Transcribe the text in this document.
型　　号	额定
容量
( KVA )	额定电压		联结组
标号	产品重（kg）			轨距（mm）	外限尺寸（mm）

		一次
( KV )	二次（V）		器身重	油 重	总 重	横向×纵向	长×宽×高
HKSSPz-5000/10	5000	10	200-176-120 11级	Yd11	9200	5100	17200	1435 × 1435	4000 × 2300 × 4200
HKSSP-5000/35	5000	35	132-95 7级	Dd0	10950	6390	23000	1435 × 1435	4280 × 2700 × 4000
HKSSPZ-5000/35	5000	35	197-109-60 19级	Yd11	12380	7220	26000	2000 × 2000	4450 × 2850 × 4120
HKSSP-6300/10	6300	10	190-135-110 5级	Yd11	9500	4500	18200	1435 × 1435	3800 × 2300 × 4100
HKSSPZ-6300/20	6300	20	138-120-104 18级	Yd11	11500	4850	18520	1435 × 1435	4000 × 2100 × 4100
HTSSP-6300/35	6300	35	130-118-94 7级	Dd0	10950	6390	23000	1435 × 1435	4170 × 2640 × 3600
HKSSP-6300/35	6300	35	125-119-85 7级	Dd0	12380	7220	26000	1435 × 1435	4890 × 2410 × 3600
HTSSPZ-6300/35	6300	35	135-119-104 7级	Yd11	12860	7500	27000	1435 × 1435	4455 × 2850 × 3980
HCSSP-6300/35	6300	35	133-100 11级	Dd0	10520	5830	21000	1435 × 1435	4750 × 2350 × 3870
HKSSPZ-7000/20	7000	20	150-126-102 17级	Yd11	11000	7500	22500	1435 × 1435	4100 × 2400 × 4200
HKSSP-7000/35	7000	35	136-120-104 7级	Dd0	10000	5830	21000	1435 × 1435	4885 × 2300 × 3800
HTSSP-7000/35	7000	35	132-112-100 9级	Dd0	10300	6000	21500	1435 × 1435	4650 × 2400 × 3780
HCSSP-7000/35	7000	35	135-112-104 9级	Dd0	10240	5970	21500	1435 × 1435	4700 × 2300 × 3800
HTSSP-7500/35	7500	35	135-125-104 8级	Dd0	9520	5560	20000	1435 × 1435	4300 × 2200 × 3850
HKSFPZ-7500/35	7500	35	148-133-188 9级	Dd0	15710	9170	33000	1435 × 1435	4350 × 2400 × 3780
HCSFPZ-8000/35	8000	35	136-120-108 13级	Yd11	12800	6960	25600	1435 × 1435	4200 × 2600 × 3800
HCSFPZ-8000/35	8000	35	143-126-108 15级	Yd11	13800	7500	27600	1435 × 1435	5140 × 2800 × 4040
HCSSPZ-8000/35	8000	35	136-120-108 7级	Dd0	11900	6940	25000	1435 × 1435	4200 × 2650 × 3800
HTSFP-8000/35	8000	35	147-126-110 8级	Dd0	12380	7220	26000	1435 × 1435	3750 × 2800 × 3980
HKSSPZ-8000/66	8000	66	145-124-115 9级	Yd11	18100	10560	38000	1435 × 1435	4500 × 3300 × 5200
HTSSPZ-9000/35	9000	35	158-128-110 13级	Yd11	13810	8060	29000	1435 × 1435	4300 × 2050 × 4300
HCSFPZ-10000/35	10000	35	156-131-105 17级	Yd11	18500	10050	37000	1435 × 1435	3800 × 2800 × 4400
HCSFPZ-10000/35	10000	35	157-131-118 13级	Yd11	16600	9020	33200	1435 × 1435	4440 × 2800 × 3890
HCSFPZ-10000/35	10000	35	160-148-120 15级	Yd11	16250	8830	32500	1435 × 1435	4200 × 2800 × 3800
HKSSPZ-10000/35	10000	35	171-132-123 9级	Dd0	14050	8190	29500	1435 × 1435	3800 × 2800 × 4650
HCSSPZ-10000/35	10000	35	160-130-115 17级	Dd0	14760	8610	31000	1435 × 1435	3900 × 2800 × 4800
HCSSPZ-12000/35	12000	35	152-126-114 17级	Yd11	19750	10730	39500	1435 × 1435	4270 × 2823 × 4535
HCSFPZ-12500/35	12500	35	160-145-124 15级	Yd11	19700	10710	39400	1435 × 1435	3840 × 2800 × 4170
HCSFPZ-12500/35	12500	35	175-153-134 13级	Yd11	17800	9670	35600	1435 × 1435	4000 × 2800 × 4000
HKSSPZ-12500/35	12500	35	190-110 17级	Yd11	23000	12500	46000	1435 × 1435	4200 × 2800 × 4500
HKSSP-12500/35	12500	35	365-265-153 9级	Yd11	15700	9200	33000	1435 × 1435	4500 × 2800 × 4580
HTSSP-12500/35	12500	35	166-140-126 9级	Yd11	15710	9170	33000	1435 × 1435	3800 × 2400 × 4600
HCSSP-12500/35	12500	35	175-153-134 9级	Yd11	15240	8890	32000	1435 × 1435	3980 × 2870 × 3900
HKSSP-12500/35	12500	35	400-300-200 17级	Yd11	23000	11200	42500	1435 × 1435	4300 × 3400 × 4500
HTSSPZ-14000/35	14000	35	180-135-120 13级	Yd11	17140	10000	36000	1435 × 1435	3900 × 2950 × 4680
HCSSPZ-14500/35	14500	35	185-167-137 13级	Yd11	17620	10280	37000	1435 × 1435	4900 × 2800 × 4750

☆ ☆ ☆ ☆ ☆ ☆ ☆

__REQUIRED TASK__
Please output the entries above, every line exactly as it reads.

__COMPLETED EXERCISE__
Transcribe the text in this document.
型　　号	额定
容量
( KVA )	额定电压		联结组
标号	产品重（kg）			轨距（mm）	外限尺寸（mm）

		一次
( KV )	二次（V）		器身重	油 重	总 重	横向×纵向	长×宽×高
HKSSPz-5000/10	5000	10	200-176-120 11级	Yd11	9200	5100	17200	1435 × 1435	4000 × 2300 × 4200
HKSSP-5000/35	5000	35	132-95 7级	Dd0	10950	6390	23000	1435 × 1435	4280 × 2700 × 4000
HKSSPZ-5000/35	5000	35	197-109-60 19级	Yd11	12380	7220	26000	2000 × 2000	4450 × 2850 × 4120
HKSSP-6300/10	6300	10	190-135-110 5级	Yd11	9500	4500	18200	1435 × 1435	3800 × 2300 × 4100
HKSSPZ-6300/20	6300	20	138-120-104 18级	Yd11	11500	4850	18520	1435 × 1435	4000 × 2100 × 4100
HTSSP-6300/35	6300	35	130-118-94 7级	Dd0	10950	6390	23000	1435 × 1435	4170 × 2640 × 3600
HKSSP-6300/35	6300	35	125-119-85 7级	Dd0	12380	7220	26000	1435 × 1435	4890 × 2410 × 3600
HTSSPZ-6300/35	6300	35	135-119-104 7级	Yd11	12860	7500	27000	1435 × 1435	4455 × 2850 × 3980
HCSSP-6300/35	6300	35	133-100 11级	Dd0	10520	5830	21000	1435 × 1435	4750 × 2350 × 3870
HKSSPZ-7000/20	7000	20	150-126-102 17级	Yd11	11000	7500	22500	1435 × 1435	4100 × 2400 × 4200
HKSSP-7000/35	7000	35	136-120-104 7级	Dd0	10000	5830	21000	1435 × 1435	4885 × 2300 × 3800
HTSSP-7000/35	7000	35	132-112-100 9级	Dd0	10300	6000	21500	1435 × 1435	4650 × 2400 × 3780
HCSSP-7000/35	7000	35	135-112-104 9级	Dd0	10240	5970	21500	1435 × 1435	4700 × 2300 × 3800
HTSSP-7500/35	7500	35	135-125-104 8级	Dd0	9520	5560	20000	1435 × 1435	4300 × 2200 × 3850
HKSFPZ-7500/35	7500	35	148-133-188 9级	Dd0	15710	9170	33000	1435 × 1435	4350 × 2400 × 3780
HCSFPZ-8000/35	8000	35	136-120-108 13级	Yd11	12800	6960	25600	1435 × 1435	4200 × 2600 × 3800
HCSFPZ-8000/35	8000	35	143-126-108 15级	Yd11	13800	7500	27600	1435 × 1435	5140 × 2800 × 4040
HCSSPZ-8000/35	8000	35	136-120-108 7级	Dd0	11900	6940	25000	1435 × 1435	4200 × 2650 × 3800
HTSFP-8000/35	8000	35	147-126-110 8级	Dd0	12380	7220	26000	1435 × 1435	3750 × 2800 × 3980
HKSSPZ-8000/66	8000	66	145-124-115 9级	Yd11	18100	10560	38000	1435 × 1435	4500 × 3300 × 5200
HTSSPZ-9000/35	9000	35	158-128-110 13级	Yd11	13810	8060	29000	1435 × 1435	4300 × 2050 × 4300
HCSFPZ-10000/35	10000	35	156-131-105 17级	Yd11	18500	10050	37000	1435 × 1435	3800 × 2800 × 4400
HCSFPZ-10000/35	10000	35	157-131-118 13级	Yd11	16600	9020	33200	1435 × 1435	4440 × 2800 × 3890
HCSFPZ-10000/35	10000	35	160-148-120 15级	Yd11	16250	8830	32500	1435 × 1435	4200 × 2800 × 3800
HKSSPZ-10000/35	10000	35	171-132-123 9级	Dd0	14050	8190	29500	1435 × 1435	3800 × 2800 × 4650
HCSSPZ-10000/35	10000	35	160-130-115 17级	Dd0	14760	8610	31000	1435 × 1435	3900 × 2800 × 4800
HCSSPZ-12000/35	12000	35	152-126-114 17级	Yd11	19750	10730	39500	1435 × 1435	4270 × 2823 × 4535
HCSFPZ-12500/35	12500	35	160-145-124 15级	Yd11	19700	10710	39400	1435 × 1435	3840 × 2800 × 4170
HCSFPZ-12500/35	12500	35	175-153-134 13级	Yd11	17800	9670	35600	1435 × 1435	4000 × 2800 × 4000
HKSSPZ-12500/35	12500	35	190-110 17级	Yd11	23000	12500	46000	1435 × 1435	4200 × 2800 × 4500
HKSSP-12500/35	12500	35	365-265-153 9级	Yd11	15700	9200	33000	1435 × 1435	4500 × 2800 × 4580
HTSSP-12500/35	12500	35	166-140-126 9级	Yd11	15710	9170	33000	1435 × 1435	3800 × 2400 × 4600
HCSSP-12500/35	12500	35	175-153-134 9级	Yd11	15240	8890	32000	1435 × 1435	3980 × 2870 × 3900
HKSSP-12500/35	12500	35	400-300-200 17级	Yd11	23000	11200	42500	1435 × 1435	4300 × 3400 × 4500
HTSSPZ-14000/35	14000	35	180-135-120 13级	Yd11	17140	10000	36000	1435 × 1435	3900 × 2950 × 4680
HCSSPZ-14500/35	14500	35	185-167-137 13级	Yd11	17620	10280	37000	1435 × 1435	4900 × 2800 × 4750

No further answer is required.